Dataset rows:
:::::

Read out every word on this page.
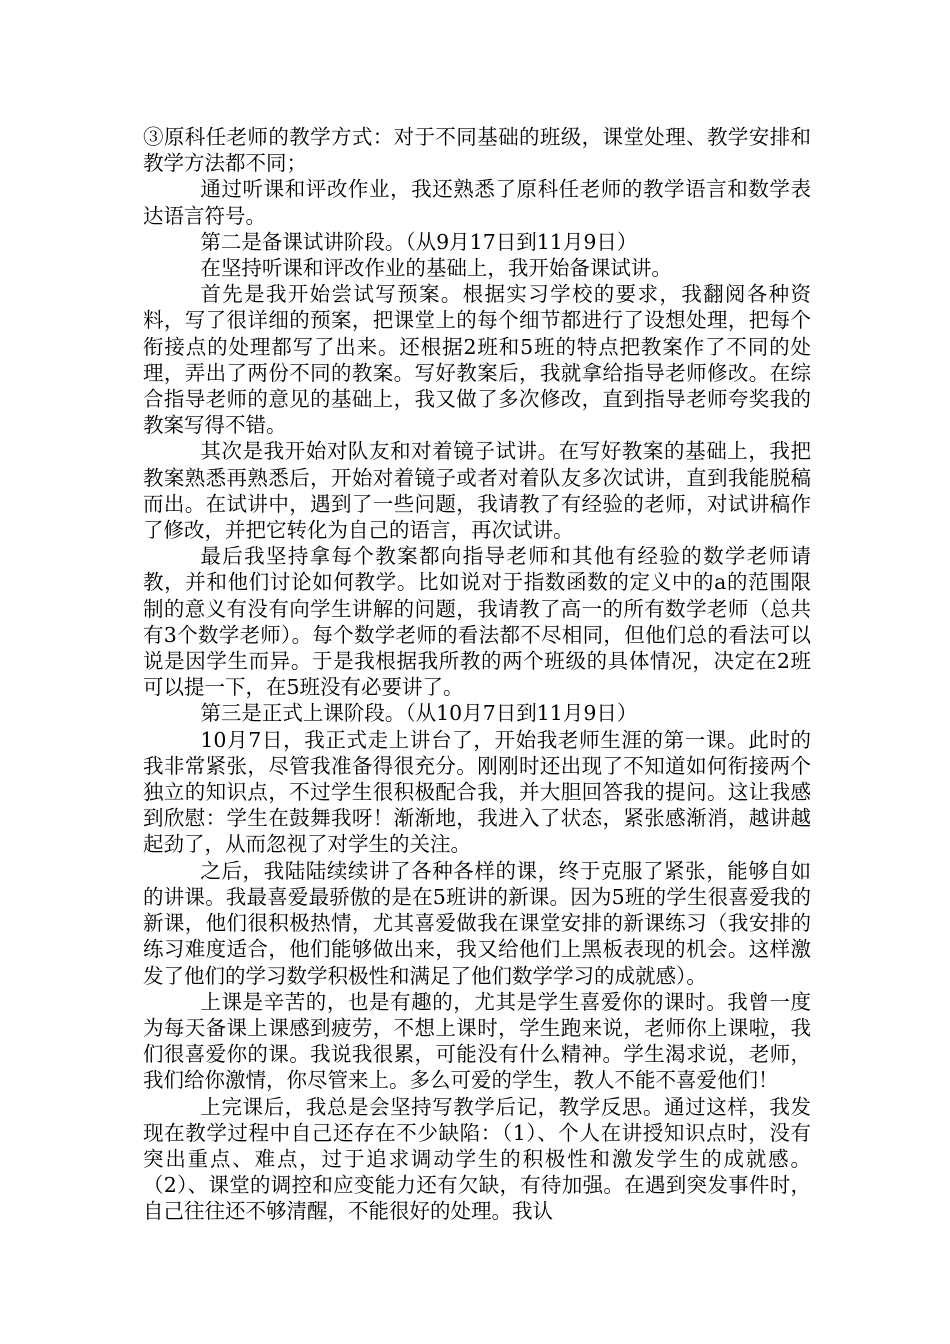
③原科任老师的教学方式：对于不同基础的班级，课堂处理、教学安排和教学方法都不同；

通过听课和评改作业，我还熟悉了原科任老师的教学语言和数学表达语言符号。

第二是备课试讲阶段。（从9月17日到11月9日）

在坚持听课和评改作业的基础上，我开始备课试讲。

首先是我开始尝试写预案。根据实习学校的要求，我翻阅各种资料，写了很详细的预案，把课堂上的每个细节都进行了设想处理，把每个衔接点的处理都写了出来。还根据2班和5班的特点把教案作了不同的处理，弄出了两份不同的教案。写好教案后，我就拿给指导老师修改。在综合指导老师的意见的基础上，我又做了多次修改，直到指导老师夸奖我的教案写得不错。

其次是我开始对队友和对着镜子试讲。在写好教案的基础上，我把教案熟悉再熟悉后，开始对着镜子或者对着队友多次试讲，直到我能脱稿而出。在试讲中，遇到了一些问题，我请教了有经验的老师，对试讲稿作了修改，并把它转化为自己的语言，再次试讲。

最后我坚持拿每个教案都向指导老师和其他有经验的数学老师请教，并和他们讨论如何教学。比如说对于指数函数的定义中的a的范围限制的意义有没有向学生讲解的问题，我请教了高一的所有数学老师（总共有3个数学老师）。每个数学老师的看法都不尽相同，但他们总的看法可以说是因学生而异。于是我根据我所教的两个班级的具体情况，决定在2班可以提一下，在5班没有必要讲了。

第三是正式上课阶段。（从10月7日到11月9日）

10月7日，我正式走上讲台了，开始我老师生涯的第一课。此时的我非常紧张，尽管我准备得很充分。刚刚时还出现了不知道如何衔接两个独立的知识点，不过学生很积极配合我，并大胆回答我的提问。这让我感到欣慰：学生在鼓舞我呀！渐渐地，我进入了状态，紧张感渐消，越讲越起劲了，从而忽视了对学生的关注。

之后，我陆陆续续讲了各种各样的课，终于克服了紧张，能够自如的讲课。我最喜爱最骄傲的是在5班讲的新课。因为5班的学生很喜爱我的新课，他们很积极热情，尤其喜爱做我在课堂安排的新课练习（我安排的练习难度适合，他们能够做出来，我又给他们上黑板表现的机会。这样激发了他们的学习数学积极性和满足了他们数学学习的成就感）。

上课是辛苦的，也是有趣的，尤其是学生喜爱你的课时。我曾一度为每天备课上课感到疲劳，不想上课时，学生跑来说，老师你上课啦，我们很喜爱你的课。我说我很累，可能没有什么精神。学生渴求说，老师，我们给你激情，你尽管来上。多么可爱的学生，教人不能不喜爱他们！

上完课后，我总是会坚持写教学后记，教学反思。通过这样，我发现在教学过程中自己还存在不少缺陷：（1）、个人在讲授知识点时，没有突出重点、难点，过于追求调动学生的积极性和激发学生的成就感。（2）、课堂的调控和应变能力还有欠缺，有待加强。在遇到突发事件时，自己往往还不够清醒，不能很好的处理。我认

:::::

### Given problem
Repeat all the records above exactly, leaving out any pictures.

### Task response
Read out every word on this page.
③原科任老师的教学方式：对于不同基础的班级，课堂处理、教学安排和教学方法都不同；

通过听课和评改作业，我还熟悉了原科任老师的教学语言和数学表达语言符号。

第二是备课试讲阶段。（从9月17日到11月9日）

在坚持听课和评改作业的基础上，我开始备课试讲。

首先是我开始尝试写预案。根据实习学校的要求，我翻阅各种资料，写了很详细的预案，把课堂上的每个细节都进行了设想处理，把每个衔接点的处理都写了出来。还根据2班和5班的特点把教案作了不同的处理，弄出了两份不同的教案。写好教案后，我就拿给指导老师修改。在综合指导老师的意见的基础上，我又做了多次修改，直到指导老师夸奖我的教案写得不错。

其次是我开始对队友和对着镜子试讲。在写好教案的基础上，我把教案熟悉再熟悉后，开始对着镜子或者对着队友多次试讲，直到我能脱稿而出。在试讲中，遇到了一些问题，我请教了有经验的老师，对试讲稿作了修改，并把它转化为自己的语言，再次试讲。

最后我坚持拿每个教案都向指导老师和其他有经验的数学老师请教，并和他们讨论如何教学。比如说对于指数函数的定义中的a的范围限制的意义有没有向学生讲解的问题，我请教了高一的所有数学老师（总共有3个数学老师）。每个数学老师的看法都不尽相同，但他们总的看法可以说是因学生而异。于是我根据我所教的两个班级的具体情况，决定在2班可以提一下，在5班没有必要讲了。

第三是正式上课阶段。（从10月7日到11月9日）

10月7日，我正式走上讲台了，开始我老师生涯的第一课。此时的我非常紧张，尽管我准备得很充分。刚刚时还出现了不知道如何衔接两个独立的知识点，不过学生很积极配合我，并大胆回答我的提问。这让我感到欣慰：学生在鼓舞我呀！渐渐地，我进入了状态，紧张感渐消，越讲越起劲了，从而忽视了对学生的关注。

之后，我陆陆续续讲了各种各样的课，终于克服了紧张，能够自如的讲课。我最喜爱最骄傲的是在5班讲的新课。因为5班的学生很喜爱我的新课，他们很积极热情，尤其喜爱做我在课堂安排的新课练习（我安排的练习难度适合，他们能够做出来，我又给他们上黑板表现的机会。这样激发了他们的学习数学积极性和满足了他们数学学习的成就感）。

上课是辛苦的，也是有趣的，尤其是学生喜爱你的课时。我曾一度为每天备课上课感到疲劳，不想上课时，学生跑来说，老师你上课啦，我们很喜爱你的课。我说我很累，可能没有什么精神。学生渴求说，老师，我们给你激情，你尽管来上。多么可爱的学生，教人不能不喜爱他们！

上完课后，我总是会坚持写教学后记，教学反思。通过这样，我发现在教学过程中自己还存在不少缺陷：（1）、个人在讲授知识点时，没有突出重点、难点，过于追求调动学生的积极性和激发学生的成就感。（2）、课堂的调控和应变能力还有欠缺，有待加强。在遇到突发事件时，自己往往还不够清醒，不能很好的处理。我认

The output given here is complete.